* begin Document text *
- Royal Air Force Ensign
- Active: 12 August 1918 - 12 June 1919 1 December 1937 - 15 April 1948 20 March 1951 - 1 June 1968
- Country: United Kingdom
- Branch: Royal Air Force
- Type: Royal Air Force group
- Role: Military aviation training
- Part of: RAF Training Command RAF Flying Training Command
- Last HQ: RAF White Waltham
- Motto(s): Instate

= No. 25 Group RAF =

Former Royal Air Force flying training group

No. 25 Group RAF is a former Royal Air Force group. It was initially active between 1918 and 1919. It reformed during 1937, remaining active throughout the Second World War, disbanding again in 1948. It reformed a second time during 1951 and disbanded for a third time in 1968.

==History ==

=== First World War ===

No. 25 (Operations) Group formed on 12 August 1918 at Luce Bay, within North Western Area. It had No. 258 Squadron RAF and No. 273 Squadron RAF under its operational control, along with the Airship Stations at Luce Bay and Larne. The group disbanded on 12 June 1919.

=== Second World War ===

It reformed, known as No. 25 (Armament) Group RAF, on 1 December 1937 at RAF Eastchurch, within RAF Training Command, by renaming the Armament Group. On 28 June 1939 the HQ relocated to RAF Brize Norton. Six months later on 31 January 1940, it moved again, to Buntingsdale Hall, Market Drayton in Shropshire. On 27 May 1940, with the split of RAF Training Command, the group moved into RAF Flying Training Command. It had responsibility for all the armament training schools including No. 1 Air Armament School RAF, at RAF Manby, and the Central Gunnery School RAF, at RAF Sutton Bridge. On 7 July 1942, the Air Gunners Schools and the (Observers) Advanced Flying Units for Northern England, were moved into No. 29 Group RAF. The responsibility for the Air Gunners Schools and the (Observers) Advanced Flying Units in the Midlands and Wales, along with No. 1 Air Armament School RAF, the Central Gunnery School RAF and the Central Navigation School RAF remained within No. 25 Group. After the Second World War, on 26 April 1947, the group HQ moved to St Vincents Hall, Grantham, in Lincolnshire, however, it eventually disbanded on 15 April 1948.
* end Document text *
* begin Data segment *
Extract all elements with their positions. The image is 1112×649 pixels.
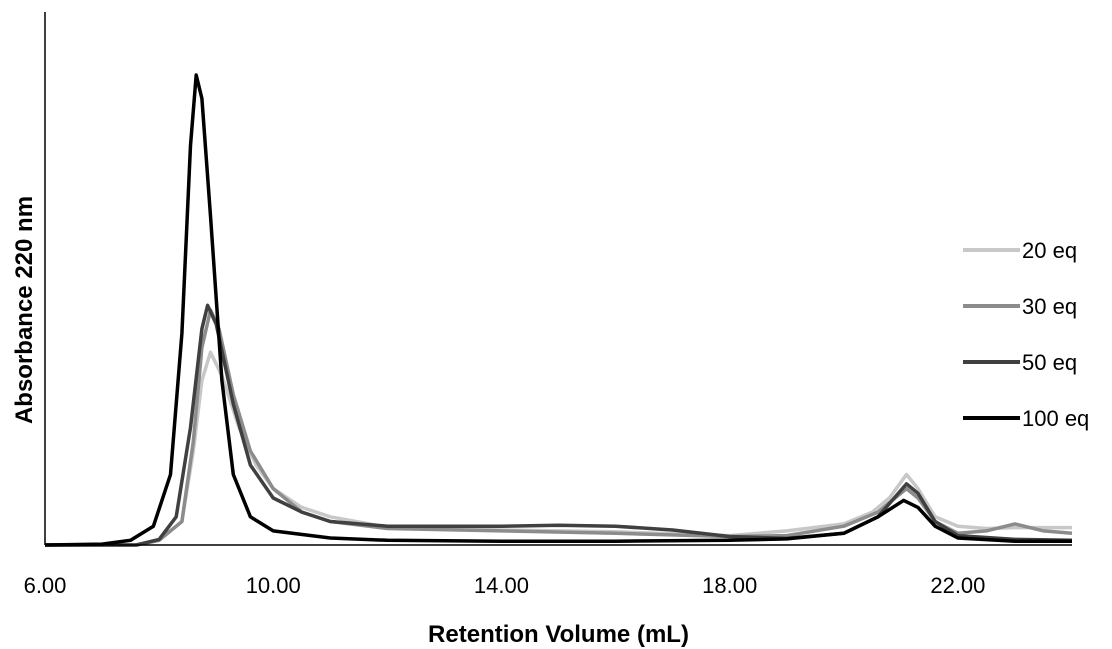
* end Data segment *
> [What to do]:
1/ Write out the stretch of the No. 25 Group RAF article from "Former Royal Air Force flying" through "time in 1968.".
2/ Answer these questions from the No. 25 Group RAF article:
(a) What is given as the group's last HQ?
(b) On what date did No. 25 (Operations) Group form at Luce Bay?
(c) Where did the HQ relocate on 28 June 1939?

> [Answers for the tasks]:
1/
Former Royal Air Force flying training group

No. 25 Group RAF is a former Royal Air Force group. It was initially active between 1918 and 1919. It reformed during 1937, remaining active throughout the Second World War, disbanding again in 1948. It reformed a second time during 1951 and disbanded for a third time in 1968.

2/
(a) RAF White Waltham
(b) 12 August 1918
(c) RAF Brize Norton